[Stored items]

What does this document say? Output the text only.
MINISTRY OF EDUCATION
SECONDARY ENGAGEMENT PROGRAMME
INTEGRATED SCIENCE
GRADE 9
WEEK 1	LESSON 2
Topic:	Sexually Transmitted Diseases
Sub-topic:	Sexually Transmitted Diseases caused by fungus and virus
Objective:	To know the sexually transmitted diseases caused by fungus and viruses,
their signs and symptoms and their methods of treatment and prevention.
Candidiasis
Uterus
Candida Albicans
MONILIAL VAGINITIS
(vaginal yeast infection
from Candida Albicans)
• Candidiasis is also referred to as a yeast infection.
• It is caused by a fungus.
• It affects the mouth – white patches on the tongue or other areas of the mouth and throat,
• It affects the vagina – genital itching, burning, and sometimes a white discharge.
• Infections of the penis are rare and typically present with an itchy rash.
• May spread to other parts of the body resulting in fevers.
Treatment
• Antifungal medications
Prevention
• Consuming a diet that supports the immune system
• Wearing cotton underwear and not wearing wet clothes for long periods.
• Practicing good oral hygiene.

Required action
For this exercise, the records above must be returned exactly.

Result of the task
What does this document say? Output the text only.
MINISTRY OF EDUCATION
SECONDARY ENGAGEMENT PROGRAMME
INTEGRATED SCIENCE
GRADE 9
WEEK 1	LESSON 2
Topic:	Sexually Transmitted Diseases
Sub-topic:	Sexually Transmitted Diseases caused by fungus and virus
Objective:	To know the sexually transmitted diseases caused by fungus and viruses,
their signs and symptoms and their methods of treatment and prevention.
Candidiasis
Uterus
Candida Albicans
MONILIAL VAGINITIS
(vaginal yeast infection
from Candida Albicans)
• Candidiasis is also referred to as a yeast infection.
• It is caused by a fungus.
• It affects the mouth – white patches on the tongue or other areas of the mouth and throat,
• It affects the vagina – genital itching, burning, and sometimes a white discharge.
• Infections of the penis are rare and typically present with an itchy rash.
• May spread to other parts of the body resulting in fevers.
Treatment
• Antifungal medications
Prevention
• Consuming a diet that supports the immune system
• Wearing cotton underwear and not wearing wet clothes for long periods.
• Practicing good oral hygiene.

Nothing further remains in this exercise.